Directions for this task> Return all lines where the word "JSON" can be found.

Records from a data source

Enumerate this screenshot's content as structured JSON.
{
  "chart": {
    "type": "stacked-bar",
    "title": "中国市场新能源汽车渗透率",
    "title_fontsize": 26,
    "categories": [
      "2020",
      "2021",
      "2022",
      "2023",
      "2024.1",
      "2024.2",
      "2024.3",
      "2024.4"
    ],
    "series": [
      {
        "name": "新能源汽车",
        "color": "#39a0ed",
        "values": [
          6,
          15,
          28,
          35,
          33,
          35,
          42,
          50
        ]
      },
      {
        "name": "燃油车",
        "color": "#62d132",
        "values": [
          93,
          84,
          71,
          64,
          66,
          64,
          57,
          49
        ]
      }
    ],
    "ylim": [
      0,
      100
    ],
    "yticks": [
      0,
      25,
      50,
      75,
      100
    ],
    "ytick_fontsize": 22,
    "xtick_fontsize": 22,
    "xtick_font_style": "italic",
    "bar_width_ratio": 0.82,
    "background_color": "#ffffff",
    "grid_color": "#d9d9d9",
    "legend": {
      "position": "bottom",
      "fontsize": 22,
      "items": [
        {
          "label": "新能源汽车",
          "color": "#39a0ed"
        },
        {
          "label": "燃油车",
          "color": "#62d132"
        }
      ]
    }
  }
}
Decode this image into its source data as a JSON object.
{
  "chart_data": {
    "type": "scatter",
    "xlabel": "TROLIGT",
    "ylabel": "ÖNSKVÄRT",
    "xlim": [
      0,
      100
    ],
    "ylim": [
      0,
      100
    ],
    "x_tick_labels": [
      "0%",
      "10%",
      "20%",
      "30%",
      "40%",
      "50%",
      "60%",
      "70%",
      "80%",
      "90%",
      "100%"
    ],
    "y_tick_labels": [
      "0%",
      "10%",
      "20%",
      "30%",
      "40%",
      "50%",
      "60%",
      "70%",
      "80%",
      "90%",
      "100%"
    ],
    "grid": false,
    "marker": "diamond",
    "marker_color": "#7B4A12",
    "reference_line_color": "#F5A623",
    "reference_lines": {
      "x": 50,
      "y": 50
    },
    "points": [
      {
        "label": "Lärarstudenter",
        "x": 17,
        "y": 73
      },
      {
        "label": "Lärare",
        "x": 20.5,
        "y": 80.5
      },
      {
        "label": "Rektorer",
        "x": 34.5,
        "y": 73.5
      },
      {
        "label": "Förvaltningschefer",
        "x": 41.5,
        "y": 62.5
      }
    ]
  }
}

Result>
Enumerate this screenshot's content as structured JSON.
Decode this image into its source data as a JSON object.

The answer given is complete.